__Entries supplied__:

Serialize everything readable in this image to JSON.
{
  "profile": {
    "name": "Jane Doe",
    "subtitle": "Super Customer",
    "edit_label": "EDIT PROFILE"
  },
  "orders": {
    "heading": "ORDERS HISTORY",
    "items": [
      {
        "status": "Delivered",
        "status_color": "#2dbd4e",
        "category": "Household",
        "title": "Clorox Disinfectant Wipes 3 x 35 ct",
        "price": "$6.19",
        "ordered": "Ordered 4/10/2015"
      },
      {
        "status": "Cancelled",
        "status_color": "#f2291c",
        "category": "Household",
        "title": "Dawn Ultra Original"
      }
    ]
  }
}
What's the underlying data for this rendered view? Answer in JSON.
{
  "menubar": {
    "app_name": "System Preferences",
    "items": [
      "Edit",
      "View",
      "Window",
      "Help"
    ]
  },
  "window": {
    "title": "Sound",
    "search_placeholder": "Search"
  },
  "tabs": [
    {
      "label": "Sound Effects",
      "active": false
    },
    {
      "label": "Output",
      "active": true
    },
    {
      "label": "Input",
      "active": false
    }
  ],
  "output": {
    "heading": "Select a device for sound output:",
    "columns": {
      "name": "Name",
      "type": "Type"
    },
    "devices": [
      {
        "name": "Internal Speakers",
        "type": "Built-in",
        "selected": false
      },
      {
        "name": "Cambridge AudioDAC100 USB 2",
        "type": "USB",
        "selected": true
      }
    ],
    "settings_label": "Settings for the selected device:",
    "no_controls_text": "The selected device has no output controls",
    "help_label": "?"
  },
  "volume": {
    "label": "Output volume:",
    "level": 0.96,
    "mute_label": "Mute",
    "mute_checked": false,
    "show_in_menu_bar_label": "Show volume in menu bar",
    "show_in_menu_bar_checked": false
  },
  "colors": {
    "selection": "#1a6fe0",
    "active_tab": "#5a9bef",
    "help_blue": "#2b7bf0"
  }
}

__Set problem__:
Search the records above for "false". Copy each line where it is found.

__Answer for this exercise__:
      "active": false
      "active": false
        "selected": false
    "mute_checked": false,
    "show_in_menu_bar_checked": false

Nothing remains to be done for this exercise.